» **Your objective**
Return, word for word, the stretch of the rope clamp passage below from "An unweighted unsprung" through "self-tailing fall arrestor.".
====== Passage ======
An unweighted unsprung rope clamp, one that features a smooth cam face, typically a type 1 or 2 level cam, will usually be able to move up and down a rope, making it bi-directional. It only grabs the rope when the cam is fully loaded, with the greater the load, the harder it will grip. This makes this style of rope clamp less efficient as a progress capture device, as you always bleed some progress when loading and unloading, but makes a bi-directional rope clamp ideal as a self-tailing fall arrestor.
F: The device should capture the rope fully, being locked in place so that it’s impossible for the device to detach from the rope accidentally. Most rope clamps are designed to allow the rope to be inserted and removed easily, as this is vital for transitioning to and from a rope, especially when cleaning gear or passing re-belays. The downside of this is that in many designs the rope is only kept in check by the action of the cam locating the rope within a rope channel of bent alloy, with a safety trigger being used to keep the cam in place. Accidents do happen in which the rope escapes the device. Some devices, notably type 1 and 2 lever cams and rocker cams, tend to be locked in place by a cam that is fully secured within the frame of the device, meaning the rope cannot escape. This feature is vitally important to avoid the user releasing the device from the rope accidentally when attempting to gain slack by manipulating the cam and safety.
====== Data ======
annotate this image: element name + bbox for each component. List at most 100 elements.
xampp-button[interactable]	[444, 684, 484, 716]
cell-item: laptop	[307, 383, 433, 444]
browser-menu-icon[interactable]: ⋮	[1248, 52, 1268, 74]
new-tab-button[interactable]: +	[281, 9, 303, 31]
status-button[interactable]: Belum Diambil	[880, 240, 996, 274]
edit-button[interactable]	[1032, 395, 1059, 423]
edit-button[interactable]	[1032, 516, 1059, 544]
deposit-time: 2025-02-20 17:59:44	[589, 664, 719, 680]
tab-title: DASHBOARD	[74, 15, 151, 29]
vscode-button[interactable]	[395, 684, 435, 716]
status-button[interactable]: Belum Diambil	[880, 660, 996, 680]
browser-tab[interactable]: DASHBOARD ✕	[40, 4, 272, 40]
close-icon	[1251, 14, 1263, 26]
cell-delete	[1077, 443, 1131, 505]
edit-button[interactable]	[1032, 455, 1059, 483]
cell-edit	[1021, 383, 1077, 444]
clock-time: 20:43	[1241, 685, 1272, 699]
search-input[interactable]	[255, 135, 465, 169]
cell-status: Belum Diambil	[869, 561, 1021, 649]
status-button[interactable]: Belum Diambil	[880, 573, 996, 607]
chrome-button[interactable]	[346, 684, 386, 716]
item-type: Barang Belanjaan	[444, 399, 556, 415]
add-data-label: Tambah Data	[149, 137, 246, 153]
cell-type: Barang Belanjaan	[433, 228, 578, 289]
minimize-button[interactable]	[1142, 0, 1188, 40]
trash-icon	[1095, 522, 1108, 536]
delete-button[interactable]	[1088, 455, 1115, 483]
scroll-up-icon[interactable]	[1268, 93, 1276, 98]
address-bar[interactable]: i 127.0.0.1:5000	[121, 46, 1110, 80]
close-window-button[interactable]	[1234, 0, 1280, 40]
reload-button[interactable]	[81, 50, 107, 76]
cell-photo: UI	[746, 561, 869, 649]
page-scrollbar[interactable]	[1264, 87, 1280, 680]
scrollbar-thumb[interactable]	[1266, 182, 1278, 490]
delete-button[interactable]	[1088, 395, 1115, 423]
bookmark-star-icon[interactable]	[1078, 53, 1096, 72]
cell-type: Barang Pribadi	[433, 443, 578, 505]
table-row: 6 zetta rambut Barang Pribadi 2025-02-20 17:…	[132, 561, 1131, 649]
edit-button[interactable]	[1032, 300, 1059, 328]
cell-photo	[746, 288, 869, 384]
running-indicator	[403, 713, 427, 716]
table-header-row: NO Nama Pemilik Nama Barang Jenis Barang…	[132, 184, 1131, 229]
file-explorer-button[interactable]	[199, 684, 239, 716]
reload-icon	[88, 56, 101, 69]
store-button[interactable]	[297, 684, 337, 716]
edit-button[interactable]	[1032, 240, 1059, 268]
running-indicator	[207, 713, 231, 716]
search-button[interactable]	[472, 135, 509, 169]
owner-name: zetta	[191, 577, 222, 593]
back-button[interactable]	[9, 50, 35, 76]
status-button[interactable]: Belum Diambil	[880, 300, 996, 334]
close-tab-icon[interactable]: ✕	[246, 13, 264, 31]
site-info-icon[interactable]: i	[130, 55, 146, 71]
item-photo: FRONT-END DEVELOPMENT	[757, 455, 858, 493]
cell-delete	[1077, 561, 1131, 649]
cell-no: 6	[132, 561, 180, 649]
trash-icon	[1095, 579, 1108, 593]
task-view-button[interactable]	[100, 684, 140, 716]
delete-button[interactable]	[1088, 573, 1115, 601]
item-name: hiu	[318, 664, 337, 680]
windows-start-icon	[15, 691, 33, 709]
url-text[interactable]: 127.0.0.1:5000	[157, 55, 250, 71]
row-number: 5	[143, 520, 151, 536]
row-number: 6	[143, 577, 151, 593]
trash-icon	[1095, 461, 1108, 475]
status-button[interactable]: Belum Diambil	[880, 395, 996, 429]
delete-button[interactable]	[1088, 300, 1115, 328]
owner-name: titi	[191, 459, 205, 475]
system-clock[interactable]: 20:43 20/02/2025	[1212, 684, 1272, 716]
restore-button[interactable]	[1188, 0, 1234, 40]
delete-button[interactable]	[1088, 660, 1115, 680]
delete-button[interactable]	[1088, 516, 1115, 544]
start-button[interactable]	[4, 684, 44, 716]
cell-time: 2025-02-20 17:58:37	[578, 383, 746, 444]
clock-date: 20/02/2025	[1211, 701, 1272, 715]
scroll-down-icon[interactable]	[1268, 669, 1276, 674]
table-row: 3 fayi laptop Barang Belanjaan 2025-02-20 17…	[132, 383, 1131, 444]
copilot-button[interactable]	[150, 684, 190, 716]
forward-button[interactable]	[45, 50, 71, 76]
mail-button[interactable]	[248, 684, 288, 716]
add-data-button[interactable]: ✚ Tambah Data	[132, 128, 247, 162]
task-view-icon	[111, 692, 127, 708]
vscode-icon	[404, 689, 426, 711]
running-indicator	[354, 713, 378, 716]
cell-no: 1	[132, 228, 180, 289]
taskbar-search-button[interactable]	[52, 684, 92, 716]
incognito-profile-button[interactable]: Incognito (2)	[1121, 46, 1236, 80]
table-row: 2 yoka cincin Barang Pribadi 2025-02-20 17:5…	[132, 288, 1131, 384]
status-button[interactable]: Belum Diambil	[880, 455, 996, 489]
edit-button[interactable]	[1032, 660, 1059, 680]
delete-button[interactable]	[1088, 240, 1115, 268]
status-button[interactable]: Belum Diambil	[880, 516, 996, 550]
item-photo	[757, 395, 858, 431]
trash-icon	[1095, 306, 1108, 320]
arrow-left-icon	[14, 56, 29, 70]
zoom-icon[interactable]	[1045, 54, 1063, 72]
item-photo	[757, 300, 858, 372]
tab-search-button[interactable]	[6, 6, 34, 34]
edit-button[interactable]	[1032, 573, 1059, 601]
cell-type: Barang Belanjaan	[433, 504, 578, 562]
======
» **Finished task**
An unweighted unsprung rope clamp, one that features a smooth cam face, typically a type 1 or 2 level cam, will usually be able to move up and down a rope, making it bi-directional. It only grabs the rope when the cam is fully loaded, with the greater the load, the harder it will grip. This makes this style of rope clamp less efficient as a progress capture device, as you always bleed some progress when loading and unloading, but makes a bi-directional rope clamp ideal as a self-tailing fall arrestor.